== SELECTED TEXT ==
For many Wall Street aspirants, a career at a top hedge fund is the holy grail. For those who succeed, compensation has the potential to eclipse nearly any other profession in the country — let alone finance.
The hedge fund industry has transformed over the past 15 years. Whereas fundamental investment strategies once ruled the day, increasingly the flow of talent and capital is shifting toward firms with sophisticated quantitative strategies and data-mining operations.
Today, most of the largest and most successful funds have significant quant operations, if not a complete emphasis on quantitative investing. Firms like AQR, Bridgewater, Citadel, D.E. Shaw, Point72, and Two Sigma vigorously compete for the most promising young financial minds — and they pay hefty sums to lure in top candidates.
Bonuses play an outsized role in overall comp at most funds, especially in investment roles, but base salaries are still substantial and figure prominently especially at the more junior levels, where employees typically have a less direct impact on overall returns.
Some of the brightest minds in systematic trading and quantitative research were born and educated outside the US, and some funds stock their US rosters with foreign labor. When US companies file paperwork for visas on behalf of current or prospective foreign workers, they’re required to say how much base compensation the workers are offered. And every year, the Office of Foreign Labor Certification discloses this salary data in an enormous dataset.
Business Insider analyzed the agency’s disclosure data from the fourth quarter of 2020 through the second quarter of 2021 for permanent and temporary foreign workers to shed light on what these hedge funds paid for talent. The jobs were based around the country and do not reflect bonuses, which can be substantial.
According to US Department of Labor documentation, the offered wages in the disclosure data are the minimum amounts companies provided in foreign labor certification applications for specific workers.
The wages are derived from the average compensation that similar employees in each given job, industry, and with comparable qualifications are paid, which is known as the “prevailing wage.” Prevailing wage sets a floor for their salary, but salaries are often much higher than the prevailing wage.
Representatives for the funds either did not respond to or declined requests for comment.
Quant powerhouse Two Sigma battles not just Wall Street, but Silicon Valley for top talent.

== BRIEF ==
Update the part of the hedge fund pay text that opens with "The wages are" and closes with "requests for comment.", replacing "floor" with "baseline".

== DATA EXCERPT ==
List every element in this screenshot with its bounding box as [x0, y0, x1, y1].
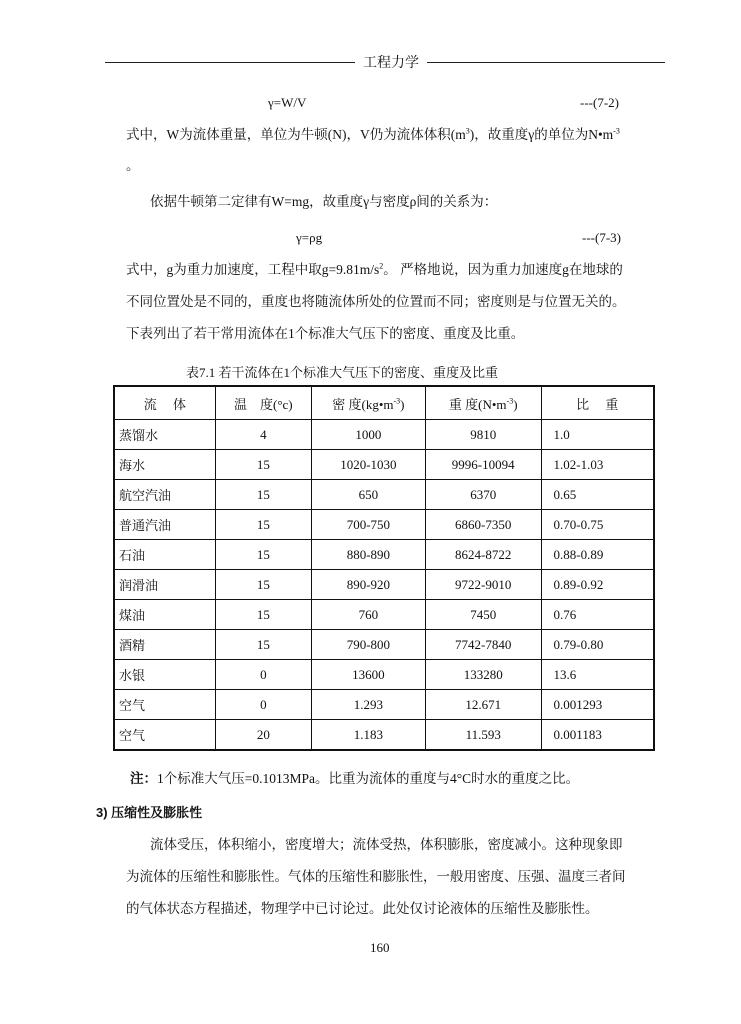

== WORKED SOLUTION ==
The wages are derived from the average compensation that similar employees in each given job, industry, and with comparable qualifications are paid, which is known as the “prevailing wage.” Prevailing wage sets a baseline for their salary, but salaries are often much higher than the prevailing wage.
Representatives for the funds either did not respond to or declined requests for comment.